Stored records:
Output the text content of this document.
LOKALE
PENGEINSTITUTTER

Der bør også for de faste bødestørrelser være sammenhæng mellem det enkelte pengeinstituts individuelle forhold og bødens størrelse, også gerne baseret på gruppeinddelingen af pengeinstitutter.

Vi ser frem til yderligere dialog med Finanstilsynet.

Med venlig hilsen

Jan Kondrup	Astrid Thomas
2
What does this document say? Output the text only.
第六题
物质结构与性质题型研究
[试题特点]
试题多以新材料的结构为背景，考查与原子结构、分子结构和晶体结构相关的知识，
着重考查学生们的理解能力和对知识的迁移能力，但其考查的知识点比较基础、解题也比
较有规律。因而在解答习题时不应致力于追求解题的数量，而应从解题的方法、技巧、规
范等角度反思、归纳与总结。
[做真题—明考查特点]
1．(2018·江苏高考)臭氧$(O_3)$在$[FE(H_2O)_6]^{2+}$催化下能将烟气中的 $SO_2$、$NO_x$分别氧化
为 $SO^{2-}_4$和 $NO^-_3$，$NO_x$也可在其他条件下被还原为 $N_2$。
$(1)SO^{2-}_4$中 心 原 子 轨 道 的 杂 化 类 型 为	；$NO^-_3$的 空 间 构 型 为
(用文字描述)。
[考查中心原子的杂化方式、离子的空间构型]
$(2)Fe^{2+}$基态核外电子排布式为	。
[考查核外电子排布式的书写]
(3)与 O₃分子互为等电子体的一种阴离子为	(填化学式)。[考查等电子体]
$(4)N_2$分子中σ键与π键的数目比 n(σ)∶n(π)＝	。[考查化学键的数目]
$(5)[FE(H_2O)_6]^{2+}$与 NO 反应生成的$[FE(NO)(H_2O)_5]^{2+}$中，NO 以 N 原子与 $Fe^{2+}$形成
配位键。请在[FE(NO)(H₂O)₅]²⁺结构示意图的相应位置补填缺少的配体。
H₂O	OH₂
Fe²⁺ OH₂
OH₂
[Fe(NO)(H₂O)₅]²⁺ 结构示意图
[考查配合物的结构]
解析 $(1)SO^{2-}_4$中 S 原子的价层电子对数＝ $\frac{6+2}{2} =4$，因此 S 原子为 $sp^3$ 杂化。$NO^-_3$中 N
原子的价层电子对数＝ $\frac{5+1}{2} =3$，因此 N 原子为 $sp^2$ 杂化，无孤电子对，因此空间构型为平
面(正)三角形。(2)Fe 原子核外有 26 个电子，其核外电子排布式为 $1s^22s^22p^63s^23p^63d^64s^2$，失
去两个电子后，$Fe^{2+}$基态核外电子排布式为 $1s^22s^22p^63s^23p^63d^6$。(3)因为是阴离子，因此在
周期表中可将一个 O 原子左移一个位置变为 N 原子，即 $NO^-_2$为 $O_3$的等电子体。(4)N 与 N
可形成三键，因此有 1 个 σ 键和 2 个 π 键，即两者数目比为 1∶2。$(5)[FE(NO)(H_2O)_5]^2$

> [Goal] Your task is to return, exactly and on their own, the lines from the one containing "What does this" through the last line of the listing.

> [The reply]
What does this document say? Output the text only.
第六题
物质结构与性质题型研究
[试题特点]
试题多以新材料的结构为背景，考查与原子结构、分子结构和晶体结构相关的知识，
着重考查学生们的理解能力和对知识的迁移能力，但其考查的知识点比较基础、解题也比
较有规律。因而在解答习题时不应致力于追求解题的数量，而应从解题的方法、技巧、规
范等角度反思、归纳与总结。
[做真题—明考查特点]
1．(2018·江苏高考)臭氧$(O_3)$在$[FE(H_2O)_6]^{2+}$催化下能将烟气中的 $SO_2$、$NO_x$分别氧化
为 $SO^{2-}_4$和 $NO^-_3$，$NO_x$也可在其他条件下被还原为 $N_2$。
$(1)SO^{2-}_4$中 心 原 子 轨 道 的 杂 化 类 型 为	；$NO^-_3$的 空 间 构 型 为
(用文字描述)。
[考查中心原子的杂化方式、离子的空间构型]
$(2)Fe^{2+}$基态核外电子排布式为	。
[考查核外电子排布式的书写]
(3)与 O₃分子互为等电子体的一种阴离子为	(填化学式)。[考查等电子体]
$(4)N_2$分子中σ键与π键的数目比 n(σ)∶n(π)＝	。[考查化学键的数目]
$(5)[FE(H_2O)_6]^{2+}$与 NO 反应生成的$[FE(NO)(H_2O)_5]^{2+}$中，NO 以 N 原子与 $Fe^{2+}$形成
配位键。请在[FE(NO)(H₂O)₅]²⁺结构示意图的相应位置补填缺少的配体。
H₂O	OH₂
Fe²⁺ OH₂
OH₂
[Fe(NO)(H₂O)₅]²⁺ 结构示意图
[考查配合物的结构]
解析 $(1)SO^{2-}_4$中 S 原子的价层电子对数＝ $\frac{6+2}{2} =4$，因此 S 原子为 $sp^3$ 杂化。$NO^-_3$中 N
原子的价层电子对数＝ $\frac{5+1}{2} =3$，因此 N 原子为 $sp^2$ 杂化，无孤电子对，因此空间构型为平
面(正)三角形。(2)Fe 原子核外有 26 个电子，其核外电子排布式为 $1s^22s^22p^63s^23p^63d^64s^2$，失
去两个电子后，$Fe^{2+}$基态核外电子排布式为 $1s^22s^22p^63s^23p^63d^6$。(3)因为是阴离子，因此在
周期表中可将一个 O 原子左移一个位置变为 N 原子，即 $NO^-_2$为 $O_3$的等电子体。(4)N 与 N
可形成三键，因此有 1 个 σ 键和 2 个 π 键，即两者数目比为 1∶2。$(5)[FE(NO)(H_2O)_5]^2$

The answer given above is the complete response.